● **Exercise**
Copy all the entries word for word, but omit the pictures.

● **Stored records**
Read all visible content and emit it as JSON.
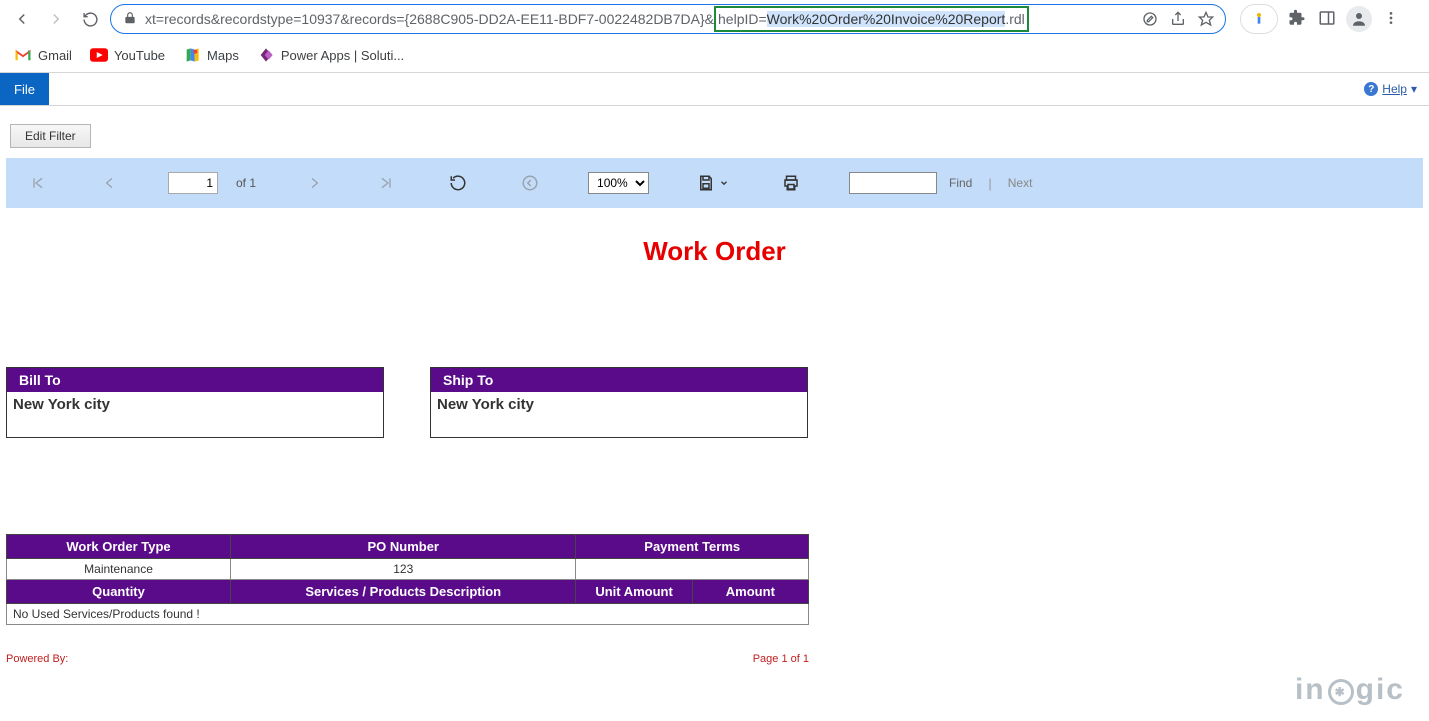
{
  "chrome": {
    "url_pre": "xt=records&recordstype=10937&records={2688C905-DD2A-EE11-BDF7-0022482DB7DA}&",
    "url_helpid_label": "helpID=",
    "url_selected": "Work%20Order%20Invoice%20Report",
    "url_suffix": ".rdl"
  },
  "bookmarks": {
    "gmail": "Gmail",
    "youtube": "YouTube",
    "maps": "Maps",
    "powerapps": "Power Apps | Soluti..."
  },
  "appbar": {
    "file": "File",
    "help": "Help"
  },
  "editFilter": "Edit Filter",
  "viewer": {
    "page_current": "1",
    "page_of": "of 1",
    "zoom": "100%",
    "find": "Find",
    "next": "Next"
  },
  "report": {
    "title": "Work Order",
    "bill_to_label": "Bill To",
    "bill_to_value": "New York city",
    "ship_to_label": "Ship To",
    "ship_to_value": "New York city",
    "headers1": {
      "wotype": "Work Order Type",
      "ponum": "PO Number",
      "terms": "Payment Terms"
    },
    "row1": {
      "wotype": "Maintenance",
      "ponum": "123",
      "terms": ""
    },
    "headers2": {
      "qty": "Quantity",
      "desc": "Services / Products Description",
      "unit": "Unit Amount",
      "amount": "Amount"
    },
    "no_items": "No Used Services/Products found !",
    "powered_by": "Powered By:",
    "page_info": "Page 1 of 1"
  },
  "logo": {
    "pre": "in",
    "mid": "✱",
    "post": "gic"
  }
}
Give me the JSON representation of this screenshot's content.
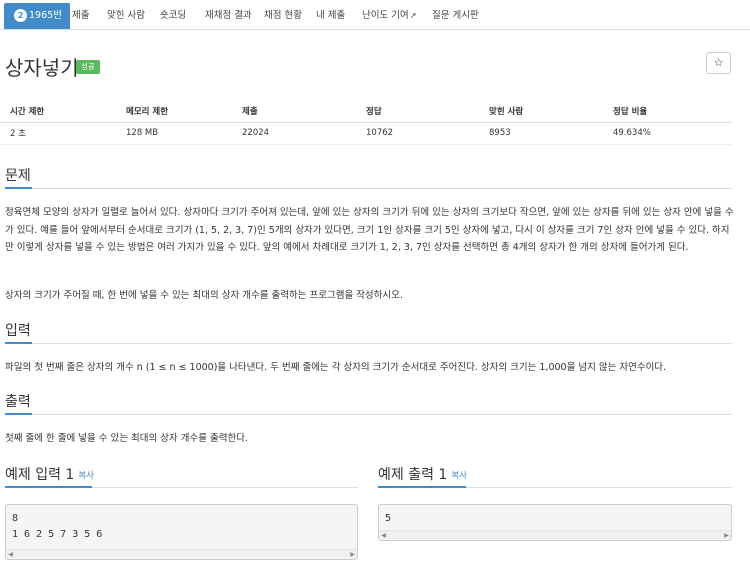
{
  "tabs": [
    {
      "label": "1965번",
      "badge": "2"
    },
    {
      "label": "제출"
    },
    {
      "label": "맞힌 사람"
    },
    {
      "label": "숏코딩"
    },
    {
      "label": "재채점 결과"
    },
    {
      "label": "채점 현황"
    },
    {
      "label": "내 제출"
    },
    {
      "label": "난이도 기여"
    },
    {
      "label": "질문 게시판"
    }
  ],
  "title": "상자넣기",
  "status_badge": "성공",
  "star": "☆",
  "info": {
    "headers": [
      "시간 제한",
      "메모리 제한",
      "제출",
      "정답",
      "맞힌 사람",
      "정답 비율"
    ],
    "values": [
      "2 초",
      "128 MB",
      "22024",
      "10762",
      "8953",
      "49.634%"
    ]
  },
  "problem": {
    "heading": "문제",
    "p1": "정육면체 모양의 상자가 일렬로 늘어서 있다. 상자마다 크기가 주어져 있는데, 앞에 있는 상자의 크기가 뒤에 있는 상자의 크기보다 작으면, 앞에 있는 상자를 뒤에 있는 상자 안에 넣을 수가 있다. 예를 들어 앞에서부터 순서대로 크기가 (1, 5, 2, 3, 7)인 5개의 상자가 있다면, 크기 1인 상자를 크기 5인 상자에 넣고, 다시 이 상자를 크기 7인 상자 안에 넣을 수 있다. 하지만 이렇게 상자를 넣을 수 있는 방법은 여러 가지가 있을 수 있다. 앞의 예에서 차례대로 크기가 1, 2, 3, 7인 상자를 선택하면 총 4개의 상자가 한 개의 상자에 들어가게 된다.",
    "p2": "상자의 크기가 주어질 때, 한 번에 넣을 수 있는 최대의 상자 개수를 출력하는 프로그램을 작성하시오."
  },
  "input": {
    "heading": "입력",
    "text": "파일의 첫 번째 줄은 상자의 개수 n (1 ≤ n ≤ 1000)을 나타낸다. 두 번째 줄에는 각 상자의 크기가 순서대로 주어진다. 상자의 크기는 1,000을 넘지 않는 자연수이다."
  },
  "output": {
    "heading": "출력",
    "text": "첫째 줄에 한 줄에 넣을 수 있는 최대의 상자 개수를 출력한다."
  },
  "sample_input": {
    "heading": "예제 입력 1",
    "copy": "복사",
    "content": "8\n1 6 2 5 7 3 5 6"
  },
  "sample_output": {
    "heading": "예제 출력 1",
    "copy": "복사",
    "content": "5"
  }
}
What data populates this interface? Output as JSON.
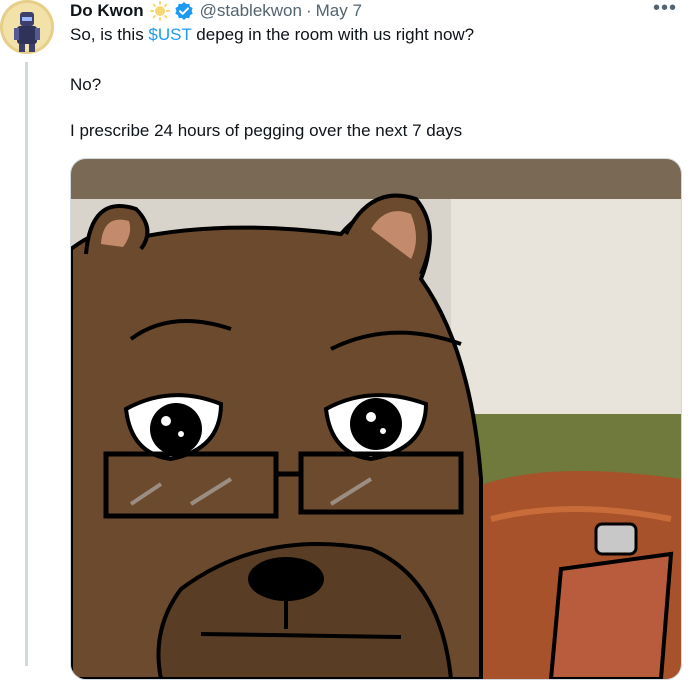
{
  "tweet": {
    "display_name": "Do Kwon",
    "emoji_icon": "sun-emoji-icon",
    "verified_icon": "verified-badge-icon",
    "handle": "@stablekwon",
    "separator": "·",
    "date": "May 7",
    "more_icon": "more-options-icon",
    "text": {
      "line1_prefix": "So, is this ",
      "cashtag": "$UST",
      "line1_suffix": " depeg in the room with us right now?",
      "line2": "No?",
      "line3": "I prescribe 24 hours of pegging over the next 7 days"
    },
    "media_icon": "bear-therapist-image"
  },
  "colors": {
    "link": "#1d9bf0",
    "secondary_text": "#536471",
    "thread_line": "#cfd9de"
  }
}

● **Solution**
Read all visible content and emit it as JSON.
{
  "chrome": {
    "url_pre": "xt=records&recordstype=10937&records={2688C905-DD2A-EE11-BDF7-0022482DB7DA}&",
    "url_helpid_label": "helpID=",
    "url_selected": "Work%20Order%20Invoice%20Report",
    "url_suffix": ".rdl"
  },
  "bookmarks": {
    "gmail": "Gmail",
    "youtube": "YouTube",
    "maps": "Maps",
    "powerapps": "Power Apps | Soluti..."
  },
  "appbar": {
    "file": "File",
    "help": "Help"
  },
  "editFilter": "Edit Filter",
  "viewer": {
    "page_current": "1",
    "page_of": "of 1",
    "zoom": "100%",
    "find": "Find",
    "next": "Next"
  },
  "report": {
    "title": "Work Order",
    "bill_to_label": "Bill To",
    "bill_to_value": "New York city",
    "ship_to_label": "Ship To",
    "ship_to_value": "New York city",
    "headers1": {
      "wotype": "Work Order Type",
      "ponum": "PO Number",
      "terms": "Payment Terms"
    },
    "row1": {
      "wotype": "Maintenance",
      "ponum": "123",
      "terms": ""
    },
    "headers2": {
      "qty": "Quantity",
      "desc": "Services / Products Description",
      "unit": "Unit Amount",
      "amount": "Amount"
    },
    "no_items": "No Used Services/Products found !",
    "powered_by": "Powered By:",
    "page_info": "Page 1 of 1"
  },
  "logo": {
    "pre": "in",
    "mid": "✱",
    "post": "gic"
  }
}
Give me the JSON representation of this screenshot's content.
{
  "tabs": [
    {
      "label": "1965번",
      "badge": "2"
    },
    {
      "label": "제출"
    },
    {
      "label": "맞힌 사람"
    },
    {
      "label": "숏코딩"
    },
    {
      "label": "재채점 결과"
    },
    {
      "label": "채점 현황"
    },
    {
      "label": "내 제출"
    },
    {
      "label": "난이도 기여"
    },
    {
      "label": "질문 게시판"
    }
  ],
  "title": "상자넣기",
  "status_badge": "성공",
  "star": "☆",
  "info": {
    "headers": [
      "시간 제한",
      "메모리 제한",
      "제출",
      "정답",
      "맞힌 사람",
      "정답 비율"
    ],
    "values": [
      "2 초",
      "128 MB",
      "22024",
      "10762",
      "8953",
      "49.634%"
    ]
  },
  "problem": {
    "heading": "문제",
    "p1": "정육면체 모양의 상자가 일렬로 늘어서 있다. 상자마다 크기가 주어져 있는데, 앞에 있는 상자의 크기가 뒤에 있는 상자의 크기보다 작으면, 앞에 있는 상자를 뒤에 있는 상자 안에 넣을 수가 있다. 예를 들어 앞에서부터 순서대로 크기가 (1, 5, 2, 3, 7)인 5개의 상자가 있다면, 크기 1인 상자를 크기 5인 상자에 넣고, 다시 이 상자를 크기 7인 상자 안에 넣을 수 있다. 하지만 이렇게 상자를 넣을 수 있는 방법은 여러 가지가 있을 수 있다. 앞의 예에서 차례대로 크기가 1, 2, 3, 7인 상자를 선택하면 총 4개의 상자가 한 개의 상자에 들어가게 된다.",
    "p2": "상자의 크기가 주어질 때, 한 번에 넣을 수 있는 최대의 상자 개수를 출력하는 프로그램을 작성하시오."
  },
  "input": {
    "heading": "입력",
    "text": "파일의 첫 번째 줄은 상자의 개수 n (1 ≤ n ≤ 1000)을 나타낸다. 두 번째 줄에는 각 상자의 크기가 순서대로 주어진다. 상자의 크기는 1,000을 넘지 않는 자연수이다."
  },
  "output": {
    "heading": "출력",
    "text": "첫째 줄에 한 줄에 넣을 수 있는 최대의 상자 개수를 출력한다."
  },
  "sample_input": {
    "heading": "예제 입력 1",
    "copy": "복사",
    "content": "8\n1 6 2 5 7 3 5 6"
  },
  "sample_output": {
    "heading": "예제 출력 1",
    "copy": "복사",
    "content": "5"
  }
}
What data populates this interface? Output as JSON.
{
  "tweet": {
    "display_name": "Do Kwon",
    "emoji_icon": "sun-emoji-icon",
    "verified_icon": "verified-badge-icon",
    "handle": "@stablekwon",
    "separator": "·",
    "date": "May 7",
    "more_icon": "more-options-icon",
    "text": {
      "line1_prefix": "So, is this ",
      "cashtag": "$UST",
      "line1_suffix": " depeg in the room with us right now?",
      "line2": "No?",
      "line3": "I prescribe 24 hours of pegging over the next 7 days"
    },
    "media_icon": "bear-therapist-image"
  },
  "colors": {
    "link": "#1d9bf0",
    "secondary_text": "#536471",
    "thread_line": "#cfd9de"
  }
}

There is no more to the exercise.